▶ [TO DO] Copy the records below exactly as they are written.

==== RECORDS FOR THE EXERCISE

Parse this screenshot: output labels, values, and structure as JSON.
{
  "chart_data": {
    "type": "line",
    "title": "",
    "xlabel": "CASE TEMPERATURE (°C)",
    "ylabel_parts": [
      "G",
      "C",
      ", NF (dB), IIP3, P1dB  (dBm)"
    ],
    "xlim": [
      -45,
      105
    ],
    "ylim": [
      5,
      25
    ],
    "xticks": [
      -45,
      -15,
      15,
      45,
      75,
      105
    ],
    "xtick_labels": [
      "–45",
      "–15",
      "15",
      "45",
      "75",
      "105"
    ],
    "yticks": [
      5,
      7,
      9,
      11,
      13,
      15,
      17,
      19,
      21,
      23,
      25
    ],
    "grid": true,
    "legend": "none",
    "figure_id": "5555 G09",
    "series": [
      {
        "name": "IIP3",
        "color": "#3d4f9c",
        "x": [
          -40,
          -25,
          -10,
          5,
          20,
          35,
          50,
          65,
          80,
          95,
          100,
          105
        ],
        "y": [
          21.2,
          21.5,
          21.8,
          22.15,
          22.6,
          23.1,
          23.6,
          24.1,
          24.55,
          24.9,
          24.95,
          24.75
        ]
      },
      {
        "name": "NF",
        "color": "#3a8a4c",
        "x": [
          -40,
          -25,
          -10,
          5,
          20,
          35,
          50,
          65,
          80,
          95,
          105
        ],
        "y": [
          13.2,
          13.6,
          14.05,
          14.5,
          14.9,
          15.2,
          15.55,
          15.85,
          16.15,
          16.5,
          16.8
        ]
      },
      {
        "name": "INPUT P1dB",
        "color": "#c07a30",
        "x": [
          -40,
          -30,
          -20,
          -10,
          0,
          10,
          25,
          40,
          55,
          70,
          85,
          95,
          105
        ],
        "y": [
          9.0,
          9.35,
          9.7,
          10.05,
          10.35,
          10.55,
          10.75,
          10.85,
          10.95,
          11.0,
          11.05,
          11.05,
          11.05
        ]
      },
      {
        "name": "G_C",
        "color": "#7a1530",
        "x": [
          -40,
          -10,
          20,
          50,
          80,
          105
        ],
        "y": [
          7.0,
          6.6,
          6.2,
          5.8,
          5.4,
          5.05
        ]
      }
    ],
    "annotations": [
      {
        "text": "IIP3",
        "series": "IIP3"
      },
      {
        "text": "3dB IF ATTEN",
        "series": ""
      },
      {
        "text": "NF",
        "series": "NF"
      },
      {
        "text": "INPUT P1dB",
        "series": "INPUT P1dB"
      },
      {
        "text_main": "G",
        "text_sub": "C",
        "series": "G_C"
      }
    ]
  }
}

========

▶ [RESULT OF THE TASK]
Parse this screenshot: output labels, values, and structure as JSON.
{
  "chart_data": {
    "type": "line",
    "title": "",
    "xlabel": "CASE TEMPERATURE (°C)",
    "ylabel_parts": [
      "G",
      "C",
      ", NF (dB), IIP3, P1dB  (dBm)"
    ],
    "xlim": [
      -45,
      105
    ],
    "ylim": [
      5,
      25
    ],
    "xticks": [
      -45,
      -15,
      15,
      45,
      75,
      105
    ],
    "xtick_labels": [
      "–45",
      "–15",
      "15",
      "45",
      "75",
      "105"
    ],
    "yticks": [
      5,
      7,
      9,
      11,
      13,
      15,
      17,
      19,
      21,
      23,
      25
    ],
    "grid": true,
    "legend": "none",
    "figure_id": "5555 G09",
    "series": [
      {
        "name": "IIP3",
        "color": "#3d4f9c",
        "x": [
          -40,
          -25,
          -10,
          5,
          20,
          35,
          50,
          65,
          80,
          95,
          100,
          105
        ],
        "y": [
          21.2,
          21.5,
          21.8,
          22.15,
          22.6,
          23.1,
          23.6,
          24.1,
          24.55,
          24.9,
          24.95,
          24.75
        ]
      },
      {
        "name": "NF",
        "color": "#3a8a4c",
        "x": [
          -40,
          -25,
          -10,
          5,
          20,
          35,
          50,
          65,
          80,
          95,
          105
        ],
        "y": [
          13.2,
          13.6,
          14.05,
          14.5,
          14.9,
          15.2,
          15.55,
          15.85,
          16.15,
          16.5,
          16.8
        ]
      },
      {
        "name": "INPUT P1dB",
        "color": "#c07a30",
        "x": [
          -40,
          -30,
          -20,
          -10,
          0,
          10,
          25,
          40,
          55,
          70,
          85,
          95,
          105
        ],
        "y": [
          9.0,
          9.35,
          9.7,
          10.05,
          10.35,
          10.55,
          10.75,
          10.85,
          10.95,
          11.0,
          11.05,
          11.05,
          11.05
        ]
      },
      {
        "name": "G_C",
        "color": "#7a1530",
        "x": [
          -40,
          -10,
          20,
          50,
          80,
          105
        ],
        "y": [
          7.0,
          6.6,
          6.2,
          5.8,
          5.4,
          5.05
        ]
      }
    ],
    "annotations": [
      {
        "text": "IIP3",
        "series": "IIP3"
      },
      {
        "text": "3dB IF ATTEN",
        "series": ""
      },
      {
        "text": "NF",
        "series": "NF"
      },
      {
        "text": "INPUT P1dB",
        "series": "INPUT P1dB"
      },
      {
        "text_main": "G",
        "text_sub": "C",
        "series": "G_C"
      }
    ]
  }
}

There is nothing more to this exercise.